*Exercise tasks:*
1 > Rewrite the part of the deficit essay that opens with the words containing "Scott Bessent Is Wrong" and closes with "mere $27 trillion.", replacing "national debt" with "federal debt".
2 > Which dollar amounts appear in the deficit essay?

Scott Bessent Is Wrong About Deficit Reduction
No, Deficits are Not Rapidly Falling
(Originally published in The Dispatch)
One hallmark of the presidencies of Donald Trump is surging budget deficits. Another is repeatedly claiming that drastic deficit reduction is just around the corner. During his 2016 presidential campaign, Trump famously promised to pay off the entire $19 trillion national debt within eight years. Instead, the debt jumped by $8 trillion, thus missing his target by a mere $27 trillion.
A new Trump presidency has brought additional empty deficit reduction boasts. Before the election, he suggested that the budget deficit (and Social Security) could be fixed by selling oil and gas reserves. In a March address to Congress, Trump pledged to eliminate the entire $1.8 trillion budget deficit while offering no path to accomplish such a monumental task. Not to be outdone, DOGE director Elon Musk initially pledged to save $2 trillion from administrative reductions in waste, fraud, and abuse. Over the summer, Trump promised that tariff revenues would leave federal coffers so awash in money that tax rebates would be necessary. And now, Treasury Secretary Scott Bessent is claiming the budget is on “solid footing” toward his deficit target of 3 percent of GDP, thanks to substantial deficit reduction.

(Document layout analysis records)

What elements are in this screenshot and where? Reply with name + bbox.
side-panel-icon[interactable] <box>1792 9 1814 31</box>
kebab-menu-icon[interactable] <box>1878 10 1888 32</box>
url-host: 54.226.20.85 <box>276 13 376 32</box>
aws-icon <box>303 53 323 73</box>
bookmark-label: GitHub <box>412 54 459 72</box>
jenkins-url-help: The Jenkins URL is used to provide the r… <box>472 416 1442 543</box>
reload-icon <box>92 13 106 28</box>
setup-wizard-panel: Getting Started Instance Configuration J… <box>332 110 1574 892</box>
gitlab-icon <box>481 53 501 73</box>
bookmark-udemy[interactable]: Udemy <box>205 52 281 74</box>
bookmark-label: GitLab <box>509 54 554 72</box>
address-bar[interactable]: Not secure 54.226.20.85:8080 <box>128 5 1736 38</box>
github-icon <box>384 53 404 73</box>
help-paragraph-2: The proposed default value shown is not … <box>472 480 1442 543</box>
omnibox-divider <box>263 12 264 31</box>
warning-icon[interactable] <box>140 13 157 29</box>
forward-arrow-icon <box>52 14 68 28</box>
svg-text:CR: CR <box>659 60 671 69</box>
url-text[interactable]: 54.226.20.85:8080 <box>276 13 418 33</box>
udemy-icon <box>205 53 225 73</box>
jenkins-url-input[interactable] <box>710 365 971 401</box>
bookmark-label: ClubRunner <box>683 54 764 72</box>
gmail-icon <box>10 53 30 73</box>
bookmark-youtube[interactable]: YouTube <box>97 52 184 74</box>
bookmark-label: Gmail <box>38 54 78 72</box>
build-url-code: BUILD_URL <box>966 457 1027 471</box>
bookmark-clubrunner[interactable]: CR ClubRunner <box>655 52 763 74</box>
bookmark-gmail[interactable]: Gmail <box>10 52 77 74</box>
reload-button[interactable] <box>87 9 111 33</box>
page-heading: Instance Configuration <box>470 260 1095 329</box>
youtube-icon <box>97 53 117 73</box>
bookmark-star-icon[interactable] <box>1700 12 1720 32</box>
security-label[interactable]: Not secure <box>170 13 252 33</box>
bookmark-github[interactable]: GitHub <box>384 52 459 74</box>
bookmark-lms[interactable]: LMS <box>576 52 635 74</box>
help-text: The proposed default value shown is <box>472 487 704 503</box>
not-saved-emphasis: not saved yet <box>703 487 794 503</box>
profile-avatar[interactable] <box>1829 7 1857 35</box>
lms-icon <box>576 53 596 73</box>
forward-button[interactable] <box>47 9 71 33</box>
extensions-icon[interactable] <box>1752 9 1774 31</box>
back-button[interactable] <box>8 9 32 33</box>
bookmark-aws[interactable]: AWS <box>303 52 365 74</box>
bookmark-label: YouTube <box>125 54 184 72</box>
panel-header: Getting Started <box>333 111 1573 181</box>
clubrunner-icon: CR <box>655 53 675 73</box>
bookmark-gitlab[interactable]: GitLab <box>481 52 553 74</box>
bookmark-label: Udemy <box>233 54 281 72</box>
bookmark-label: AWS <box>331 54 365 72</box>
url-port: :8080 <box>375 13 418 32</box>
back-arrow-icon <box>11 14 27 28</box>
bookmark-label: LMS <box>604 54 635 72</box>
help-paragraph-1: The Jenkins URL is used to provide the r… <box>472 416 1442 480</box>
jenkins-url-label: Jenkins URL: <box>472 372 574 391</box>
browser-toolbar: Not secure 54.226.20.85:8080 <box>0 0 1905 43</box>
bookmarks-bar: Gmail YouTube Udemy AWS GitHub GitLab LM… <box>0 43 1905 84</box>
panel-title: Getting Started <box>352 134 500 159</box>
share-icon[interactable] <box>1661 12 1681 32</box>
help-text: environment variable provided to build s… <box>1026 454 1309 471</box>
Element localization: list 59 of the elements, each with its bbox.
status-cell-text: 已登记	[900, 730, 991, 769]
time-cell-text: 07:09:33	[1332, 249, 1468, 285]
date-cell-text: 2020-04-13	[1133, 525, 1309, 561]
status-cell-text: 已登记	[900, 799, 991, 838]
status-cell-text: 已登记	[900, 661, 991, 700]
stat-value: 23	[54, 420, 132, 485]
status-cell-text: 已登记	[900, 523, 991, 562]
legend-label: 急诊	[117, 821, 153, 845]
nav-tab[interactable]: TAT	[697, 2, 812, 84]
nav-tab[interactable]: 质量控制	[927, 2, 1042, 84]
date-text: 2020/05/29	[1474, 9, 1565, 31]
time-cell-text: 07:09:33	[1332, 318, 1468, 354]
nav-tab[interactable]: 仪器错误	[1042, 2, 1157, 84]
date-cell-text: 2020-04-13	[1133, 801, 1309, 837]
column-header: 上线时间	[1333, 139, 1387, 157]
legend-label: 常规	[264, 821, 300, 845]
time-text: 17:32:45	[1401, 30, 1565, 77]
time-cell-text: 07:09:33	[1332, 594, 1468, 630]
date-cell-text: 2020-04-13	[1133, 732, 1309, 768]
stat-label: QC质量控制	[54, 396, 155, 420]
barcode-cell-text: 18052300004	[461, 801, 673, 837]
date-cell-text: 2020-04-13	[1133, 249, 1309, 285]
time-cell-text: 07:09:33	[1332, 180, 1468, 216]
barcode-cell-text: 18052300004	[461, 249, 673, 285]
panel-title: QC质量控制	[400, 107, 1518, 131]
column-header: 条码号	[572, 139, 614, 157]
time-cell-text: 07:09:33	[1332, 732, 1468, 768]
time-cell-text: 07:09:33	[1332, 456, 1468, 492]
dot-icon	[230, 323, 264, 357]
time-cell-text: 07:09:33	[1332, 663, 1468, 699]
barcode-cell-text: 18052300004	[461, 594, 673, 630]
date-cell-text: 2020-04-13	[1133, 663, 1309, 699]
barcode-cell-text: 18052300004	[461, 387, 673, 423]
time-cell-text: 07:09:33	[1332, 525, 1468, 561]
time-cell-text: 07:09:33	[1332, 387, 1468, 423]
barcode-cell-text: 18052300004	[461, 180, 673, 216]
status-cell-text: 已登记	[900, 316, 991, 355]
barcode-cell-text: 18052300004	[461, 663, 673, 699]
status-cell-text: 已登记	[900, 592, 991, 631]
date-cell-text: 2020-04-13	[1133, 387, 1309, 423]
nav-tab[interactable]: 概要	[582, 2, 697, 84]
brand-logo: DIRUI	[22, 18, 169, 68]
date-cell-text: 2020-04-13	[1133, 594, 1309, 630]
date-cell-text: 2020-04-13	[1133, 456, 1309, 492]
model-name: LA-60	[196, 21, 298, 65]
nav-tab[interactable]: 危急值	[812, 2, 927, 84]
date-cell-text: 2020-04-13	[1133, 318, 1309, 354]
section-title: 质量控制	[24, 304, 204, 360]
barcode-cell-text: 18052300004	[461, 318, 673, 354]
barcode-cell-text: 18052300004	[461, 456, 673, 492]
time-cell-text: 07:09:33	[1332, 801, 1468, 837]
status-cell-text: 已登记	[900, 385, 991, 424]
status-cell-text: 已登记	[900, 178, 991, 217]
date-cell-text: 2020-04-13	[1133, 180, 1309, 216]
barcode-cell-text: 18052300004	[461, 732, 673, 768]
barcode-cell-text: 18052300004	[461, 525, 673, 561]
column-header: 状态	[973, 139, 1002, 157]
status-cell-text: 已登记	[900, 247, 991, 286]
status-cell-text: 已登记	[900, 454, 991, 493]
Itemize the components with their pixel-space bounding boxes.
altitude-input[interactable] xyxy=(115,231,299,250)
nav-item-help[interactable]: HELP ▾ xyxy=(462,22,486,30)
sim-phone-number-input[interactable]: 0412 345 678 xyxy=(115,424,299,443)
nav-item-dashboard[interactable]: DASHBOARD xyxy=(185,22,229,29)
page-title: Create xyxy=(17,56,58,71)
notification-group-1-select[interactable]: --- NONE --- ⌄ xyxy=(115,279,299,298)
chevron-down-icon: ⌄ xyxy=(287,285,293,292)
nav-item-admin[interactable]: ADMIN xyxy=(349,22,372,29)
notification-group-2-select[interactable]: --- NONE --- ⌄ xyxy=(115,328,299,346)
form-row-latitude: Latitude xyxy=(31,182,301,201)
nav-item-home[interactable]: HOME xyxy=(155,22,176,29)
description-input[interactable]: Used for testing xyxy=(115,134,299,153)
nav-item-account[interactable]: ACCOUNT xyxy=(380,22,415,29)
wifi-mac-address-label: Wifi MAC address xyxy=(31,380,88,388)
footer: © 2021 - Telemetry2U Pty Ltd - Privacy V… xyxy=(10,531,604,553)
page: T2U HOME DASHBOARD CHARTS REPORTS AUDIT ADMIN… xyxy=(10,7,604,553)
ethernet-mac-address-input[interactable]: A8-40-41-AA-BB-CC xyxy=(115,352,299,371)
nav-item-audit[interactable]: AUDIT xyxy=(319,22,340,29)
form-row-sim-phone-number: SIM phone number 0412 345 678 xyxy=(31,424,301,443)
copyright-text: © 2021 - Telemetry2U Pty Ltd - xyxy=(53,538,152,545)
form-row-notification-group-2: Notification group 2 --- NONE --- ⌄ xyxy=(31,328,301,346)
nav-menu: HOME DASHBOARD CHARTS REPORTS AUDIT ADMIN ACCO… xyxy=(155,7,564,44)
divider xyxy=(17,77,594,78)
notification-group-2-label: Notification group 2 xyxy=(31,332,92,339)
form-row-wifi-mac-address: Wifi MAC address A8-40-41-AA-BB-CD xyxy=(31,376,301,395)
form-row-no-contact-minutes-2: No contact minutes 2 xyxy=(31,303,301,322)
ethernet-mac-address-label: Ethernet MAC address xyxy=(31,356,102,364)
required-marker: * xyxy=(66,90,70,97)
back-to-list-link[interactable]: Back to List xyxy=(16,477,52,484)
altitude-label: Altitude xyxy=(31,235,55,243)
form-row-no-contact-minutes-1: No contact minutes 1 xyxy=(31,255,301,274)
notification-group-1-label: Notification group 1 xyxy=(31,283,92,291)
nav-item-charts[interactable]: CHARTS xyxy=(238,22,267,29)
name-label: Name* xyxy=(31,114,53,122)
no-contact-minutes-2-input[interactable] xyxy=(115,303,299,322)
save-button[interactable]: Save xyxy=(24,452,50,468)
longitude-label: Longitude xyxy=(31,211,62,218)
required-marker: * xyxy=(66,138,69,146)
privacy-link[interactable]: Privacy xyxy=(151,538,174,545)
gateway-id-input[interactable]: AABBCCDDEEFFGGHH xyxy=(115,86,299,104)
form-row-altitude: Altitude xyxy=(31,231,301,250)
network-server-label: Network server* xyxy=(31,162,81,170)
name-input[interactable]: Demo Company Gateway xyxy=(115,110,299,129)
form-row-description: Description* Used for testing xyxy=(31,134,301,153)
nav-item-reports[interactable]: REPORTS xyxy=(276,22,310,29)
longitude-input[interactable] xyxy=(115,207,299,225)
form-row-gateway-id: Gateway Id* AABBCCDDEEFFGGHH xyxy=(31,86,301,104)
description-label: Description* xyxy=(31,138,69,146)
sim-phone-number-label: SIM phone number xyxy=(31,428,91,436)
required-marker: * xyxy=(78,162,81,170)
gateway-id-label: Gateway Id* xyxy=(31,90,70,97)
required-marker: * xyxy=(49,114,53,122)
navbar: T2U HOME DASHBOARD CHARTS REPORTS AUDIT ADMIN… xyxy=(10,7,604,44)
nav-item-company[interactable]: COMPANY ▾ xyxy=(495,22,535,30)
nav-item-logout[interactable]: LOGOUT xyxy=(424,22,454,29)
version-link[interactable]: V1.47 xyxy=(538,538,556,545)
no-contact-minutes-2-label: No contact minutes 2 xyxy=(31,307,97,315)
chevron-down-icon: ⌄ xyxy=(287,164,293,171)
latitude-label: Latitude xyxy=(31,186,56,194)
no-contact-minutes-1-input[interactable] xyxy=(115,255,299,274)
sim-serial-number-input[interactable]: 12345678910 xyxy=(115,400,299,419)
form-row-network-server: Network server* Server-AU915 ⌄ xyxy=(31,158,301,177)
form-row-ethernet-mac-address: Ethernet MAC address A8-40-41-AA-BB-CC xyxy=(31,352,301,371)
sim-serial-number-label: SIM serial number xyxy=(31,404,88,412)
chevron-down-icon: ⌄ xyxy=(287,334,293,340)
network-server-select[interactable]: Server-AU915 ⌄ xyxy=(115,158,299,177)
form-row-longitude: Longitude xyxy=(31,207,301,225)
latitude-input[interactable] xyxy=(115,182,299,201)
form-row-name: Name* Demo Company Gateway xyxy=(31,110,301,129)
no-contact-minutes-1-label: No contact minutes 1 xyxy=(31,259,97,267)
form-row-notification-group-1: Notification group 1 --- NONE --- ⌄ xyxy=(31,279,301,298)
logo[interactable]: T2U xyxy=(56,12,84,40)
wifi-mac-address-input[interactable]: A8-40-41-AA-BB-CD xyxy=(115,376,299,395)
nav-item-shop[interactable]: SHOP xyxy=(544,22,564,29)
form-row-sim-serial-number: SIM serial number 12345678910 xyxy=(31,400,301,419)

*Task solutions:*
1 >
Scott Bessent Is Wrong About Deficit Reduction
No, Deficits are Not Rapidly Falling
(Originally published in The Dispatch)
One hallmark of the presidencies of Donald Trump is surging budget deficits. Another is repeatedly claiming that drastic deficit reduction is just around the corner. During his 2016 presidential campaign, Trump famously promised to pay off the entire $19 trillion federal debt within eight years. Instead, the debt jumped by $8 trillion, thus missing his target by a mere $27 trillion.

2 >
- $19 trillion
- $8 trillion
- $27 trillion
- $1.8 trillion
- $2 trillion